**Data extract**:
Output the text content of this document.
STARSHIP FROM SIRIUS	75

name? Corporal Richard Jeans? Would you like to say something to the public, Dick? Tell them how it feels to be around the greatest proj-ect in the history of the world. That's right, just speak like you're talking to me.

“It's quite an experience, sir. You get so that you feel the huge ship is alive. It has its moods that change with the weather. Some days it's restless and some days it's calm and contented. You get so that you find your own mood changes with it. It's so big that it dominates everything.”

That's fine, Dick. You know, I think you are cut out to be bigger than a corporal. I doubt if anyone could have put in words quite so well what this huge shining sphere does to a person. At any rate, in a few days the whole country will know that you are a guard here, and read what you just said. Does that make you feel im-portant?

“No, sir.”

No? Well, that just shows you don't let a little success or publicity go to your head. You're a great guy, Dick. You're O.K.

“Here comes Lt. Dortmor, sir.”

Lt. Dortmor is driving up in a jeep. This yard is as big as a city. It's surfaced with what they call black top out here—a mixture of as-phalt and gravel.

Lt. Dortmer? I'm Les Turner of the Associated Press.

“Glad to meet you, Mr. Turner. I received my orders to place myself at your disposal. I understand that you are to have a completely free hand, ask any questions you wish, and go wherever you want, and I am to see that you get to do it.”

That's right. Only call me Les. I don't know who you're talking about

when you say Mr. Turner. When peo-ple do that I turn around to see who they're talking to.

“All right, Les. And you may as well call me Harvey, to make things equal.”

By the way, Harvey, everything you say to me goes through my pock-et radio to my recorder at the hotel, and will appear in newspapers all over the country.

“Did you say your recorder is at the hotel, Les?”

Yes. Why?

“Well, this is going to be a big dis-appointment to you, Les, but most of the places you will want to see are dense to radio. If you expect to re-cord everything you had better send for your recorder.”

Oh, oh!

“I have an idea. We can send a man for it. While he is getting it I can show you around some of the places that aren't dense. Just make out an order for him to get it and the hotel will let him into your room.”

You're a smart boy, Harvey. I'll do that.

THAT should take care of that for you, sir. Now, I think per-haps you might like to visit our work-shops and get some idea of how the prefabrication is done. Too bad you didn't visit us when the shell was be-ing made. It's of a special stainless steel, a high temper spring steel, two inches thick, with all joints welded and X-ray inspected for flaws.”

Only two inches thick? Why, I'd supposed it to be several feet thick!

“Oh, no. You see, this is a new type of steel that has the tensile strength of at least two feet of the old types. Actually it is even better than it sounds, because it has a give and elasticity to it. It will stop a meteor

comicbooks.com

**The request**: From the entries above, copy every line containing the word "make".

**Exercise response**:
That's fine, Dick. You know, I think you are cut out to be bigger than a corporal. I doubt if anyone could have put in words quite so well what this huge shining sphere does to a person. At any rate, in a few days the whole country will know that you are a guard here, and read what you just said. Does that make you feel im-portant?
“All right, Les. And you may as well call me Harvey, to make things equal.”
“I have an idea. We can send a man for it. While he is getting it I can show you around some of the places that aren't dense. Just make out an order for him to get it and the hotel will let him into your room.”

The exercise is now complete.